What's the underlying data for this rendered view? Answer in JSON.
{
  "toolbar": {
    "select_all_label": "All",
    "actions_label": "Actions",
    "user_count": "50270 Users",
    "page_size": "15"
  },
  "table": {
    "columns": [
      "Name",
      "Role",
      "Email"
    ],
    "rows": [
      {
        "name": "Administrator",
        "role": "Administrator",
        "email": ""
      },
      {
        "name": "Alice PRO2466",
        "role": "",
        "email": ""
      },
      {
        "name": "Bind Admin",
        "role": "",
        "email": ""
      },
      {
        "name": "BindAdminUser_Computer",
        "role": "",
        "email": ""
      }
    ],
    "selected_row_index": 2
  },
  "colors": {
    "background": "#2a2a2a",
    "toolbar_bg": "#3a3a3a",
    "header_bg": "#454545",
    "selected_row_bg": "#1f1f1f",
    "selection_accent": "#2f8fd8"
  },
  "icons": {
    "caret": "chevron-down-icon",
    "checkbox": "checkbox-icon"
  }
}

----

Directions for this task =
Output all of the data again, exactly.

Exercise response =
What's the underlying data for this rendered view? Answer in JSON.
{
  "toolbar": {
    "select_all_label": "All",
    "actions_label": "Actions",
    "user_count": "50270 Users",
    "page_size": "15"
  },
  "table": {
    "columns": [
      "Name",
      "Role",
      "Email"
    ],
    "rows": [
      {
        "name": "Administrator",
        "role": "Administrator",
        "email": ""
      },
      {
        "name": "Alice PRO2466",
        "role": "",
        "email": ""
      },
      {
        "name": "Bind Admin",
        "role": "",
        "email": ""
      },
      {
        "name": "BindAdminUser_Computer",
        "role": "",
        "email": ""
      }
    ],
    "selected_row_index": 2
  },
  "colors": {
    "background": "#2a2a2a",
    "toolbar_bg": "#3a3a3a",
    "header_bg": "#454545",
    "selected_row_bg": "#1f1f1f",
    "selection_accent": "#2f8fd8"
  },
  "icons": {
    "caret": "chevron-down-icon",
    "checkbox": "checkbox-icon"
  }
}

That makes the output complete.